**** SELECTED EXTRACT

Graphical technique for identifying a monotonic variance stabilizing transformation for absolute gene intensity signals

BMC Bioinformatics, May 2004

Background The usefulness of log2 transformation for cDNA microarray data has led to its widespread application to Affymetrix data. For Affymetrix data, where absolute intensities are indicative of number of transcripts, there is a systematic relationship between variance and magnitude of measurements. Application of the log2 transformation expands the scale of genes with low intensities while compressing the scale of genes with higher intensities thus reversing the mean by variance relationship. The usefulness of these transformations needs to be examined. Results Using an Affymetrix GeneChip® dataset, problems associated with applying the log2 transformation to absolute intensity data are demonstrated. Use of the spread-versus-level plot to identify an appropriate variance stabilizing transformation is presented. For the data presented, the spread-versus-level plot identified a power transformation that successfully stabilized the variance of probe set summaries. Conclusion The spread-versus-level plot is helpful to identify transformations for variance stabilization. This is robust against outliers and avoids assumption of models and maximizations.

********

**TASK SET:**
**a)** In the abstract, what did the spread-versus-level plot identify for the data presented?
**b)** Decide whether each statement agrees with the abstract, answering yes or no and quoting the words that settle it. (i) The log2 transformation compresses the scale of genes with low intensities. (ii) The results come from an Affymetrix GeneChip® dataset. (iii) For Affymetrix data, variance has no systematic relationship to the magnitude of measurements.

**** DATA

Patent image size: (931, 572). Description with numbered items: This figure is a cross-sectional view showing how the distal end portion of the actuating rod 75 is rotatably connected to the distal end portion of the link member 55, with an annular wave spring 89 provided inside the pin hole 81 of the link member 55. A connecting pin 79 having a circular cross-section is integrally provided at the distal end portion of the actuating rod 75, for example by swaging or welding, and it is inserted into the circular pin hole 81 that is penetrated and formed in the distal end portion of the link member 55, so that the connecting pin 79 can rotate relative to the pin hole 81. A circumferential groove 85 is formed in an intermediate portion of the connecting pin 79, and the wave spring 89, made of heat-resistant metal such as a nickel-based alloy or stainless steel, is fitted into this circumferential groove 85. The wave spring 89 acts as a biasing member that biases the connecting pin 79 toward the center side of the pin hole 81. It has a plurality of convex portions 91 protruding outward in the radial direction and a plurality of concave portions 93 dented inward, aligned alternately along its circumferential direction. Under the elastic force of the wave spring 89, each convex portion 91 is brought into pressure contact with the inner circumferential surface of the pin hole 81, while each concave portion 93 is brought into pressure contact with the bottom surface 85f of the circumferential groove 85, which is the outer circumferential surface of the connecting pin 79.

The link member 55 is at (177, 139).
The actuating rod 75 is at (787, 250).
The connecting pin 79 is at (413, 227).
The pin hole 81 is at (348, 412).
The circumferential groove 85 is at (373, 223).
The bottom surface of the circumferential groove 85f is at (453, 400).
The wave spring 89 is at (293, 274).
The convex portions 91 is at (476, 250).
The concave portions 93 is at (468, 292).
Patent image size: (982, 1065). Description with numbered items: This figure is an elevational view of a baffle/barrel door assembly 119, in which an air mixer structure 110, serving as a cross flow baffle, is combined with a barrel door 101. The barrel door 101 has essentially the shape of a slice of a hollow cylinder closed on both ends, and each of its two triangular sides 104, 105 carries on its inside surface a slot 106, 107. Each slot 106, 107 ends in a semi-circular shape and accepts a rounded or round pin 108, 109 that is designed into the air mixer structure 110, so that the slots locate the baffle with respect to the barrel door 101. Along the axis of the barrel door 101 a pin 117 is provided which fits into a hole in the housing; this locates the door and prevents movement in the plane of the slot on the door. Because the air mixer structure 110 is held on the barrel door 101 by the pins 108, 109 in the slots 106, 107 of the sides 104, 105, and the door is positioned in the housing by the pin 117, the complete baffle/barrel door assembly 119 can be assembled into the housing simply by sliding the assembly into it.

********

**ANSWER LIST:**
**a)** A power transformation that successfully stabilized the variance of probe set summaries.

**b)**
(i) No: "expands the scale of genes with low intensities while compressing the scale of genes with higher intensities"
(ii) Yes: "Using an Affymetrix GeneChip® dataset"
(iii) No: "there is a systematic relationship between variance and magnitude of measurements"